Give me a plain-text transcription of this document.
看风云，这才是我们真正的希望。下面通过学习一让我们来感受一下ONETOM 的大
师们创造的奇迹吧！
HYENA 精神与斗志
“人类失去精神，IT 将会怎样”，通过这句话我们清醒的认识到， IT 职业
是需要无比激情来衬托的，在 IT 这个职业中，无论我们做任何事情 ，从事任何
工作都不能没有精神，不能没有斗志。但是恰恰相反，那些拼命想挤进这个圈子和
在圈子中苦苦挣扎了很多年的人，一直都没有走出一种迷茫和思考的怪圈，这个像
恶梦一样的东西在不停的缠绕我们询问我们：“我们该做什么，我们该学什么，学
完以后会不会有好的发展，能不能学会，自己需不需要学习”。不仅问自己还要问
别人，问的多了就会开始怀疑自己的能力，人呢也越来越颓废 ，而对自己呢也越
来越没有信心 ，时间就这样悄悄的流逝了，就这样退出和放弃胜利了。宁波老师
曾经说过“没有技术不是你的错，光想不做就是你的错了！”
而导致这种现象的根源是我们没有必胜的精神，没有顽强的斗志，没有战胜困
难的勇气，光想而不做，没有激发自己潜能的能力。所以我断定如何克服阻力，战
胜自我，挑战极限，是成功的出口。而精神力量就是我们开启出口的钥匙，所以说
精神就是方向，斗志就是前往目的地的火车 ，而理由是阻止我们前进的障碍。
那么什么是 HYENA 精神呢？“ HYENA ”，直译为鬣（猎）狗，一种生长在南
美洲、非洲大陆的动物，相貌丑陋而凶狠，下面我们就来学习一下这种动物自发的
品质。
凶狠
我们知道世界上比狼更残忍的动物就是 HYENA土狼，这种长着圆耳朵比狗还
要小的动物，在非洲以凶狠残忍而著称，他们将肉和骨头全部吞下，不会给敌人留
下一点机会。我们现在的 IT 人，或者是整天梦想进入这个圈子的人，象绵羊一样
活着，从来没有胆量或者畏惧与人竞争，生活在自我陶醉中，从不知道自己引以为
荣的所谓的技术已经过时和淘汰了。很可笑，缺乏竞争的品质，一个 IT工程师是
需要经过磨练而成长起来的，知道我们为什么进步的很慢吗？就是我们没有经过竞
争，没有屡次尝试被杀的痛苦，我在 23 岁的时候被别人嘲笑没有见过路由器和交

=======

**Set problem**
Your task is to reproduce the whole listing exactly.

**Exercise solution**
Give me a plain-text transcription of this document.
看风云，这才是我们真正的希望。下面通过学习一让我们来感受一下ONETOM 的大
师们创造的奇迹吧！
HYENA 精神与斗志
“人类失去精神，IT 将会怎样”，通过这句话我们清醒的认识到， IT 职业
是需要无比激情来衬托的，在 IT 这个职业中，无论我们做任何事情 ，从事任何
工作都不能没有精神，不能没有斗志。但是恰恰相反，那些拼命想挤进这个圈子和
在圈子中苦苦挣扎了很多年的人，一直都没有走出一种迷茫和思考的怪圈，这个像
恶梦一样的东西在不停的缠绕我们询问我们：“我们该做什么，我们该学什么，学
完以后会不会有好的发展，能不能学会，自己需不需要学习”。不仅问自己还要问
别人，问的多了就会开始怀疑自己的能力，人呢也越来越颓废 ，而对自己呢也越
来越没有信心 ，时间就这样悄悄的流逝了，就这样退出和放弃胜利了。宁波老师
曾经说过“没有技术不是你的错，光想不做就是你的错了！”
而导致这种现象的根源是我们没有必胜的精神，没有顽强的斗志，没有战胜困
难的勇气，光想而不做，没有激发自己潜能的能力。所以我断定如何克服阻力，战
胜自我，挑战极限，是成功的出口。而精神力量就是我们开启出口的钥匙，所以说
精神就是方向，斗志就是前往目的地的火车 ，而理由是阻止我们前进的障碍。
那么什么是 HYENA 精神呢？“ HYENA ”，直译为鬣（猎）狗，一种生长在南
美洲、非洲大陆的动物，相貌丑陋而凶狠，下面我们就来学习一下这种动物自发的
品质。
凶狠
我们知道世界上比狼更残忍的动物就是 HYENA土狼，这种长着圆耳朵比狗还
要小的动物，在非洲以凶狠残忍而著称，他们将肉和骨头全部吞下，不会给敌人留
下一点机会。我们现在的 IT 人，或者是整天梦想进入这个圈子的人，象绵羊一样
活着，从来没有胆量或者畏惧与人竞争，生活在自我陶醉中，从不知道自己引以为
荣的所谓的技术已经过时和淘汰了。很可笑，缺乏竞争的品质，一个 IT工程师是
需要经过磨练而成长起来的，知道我们为什么进步的很慢吗？就是我们没有经过竞
争，没有屡次尝试被杀的痛苦，我在 23 岁的时候被别人嘲笑没有见过路由器和交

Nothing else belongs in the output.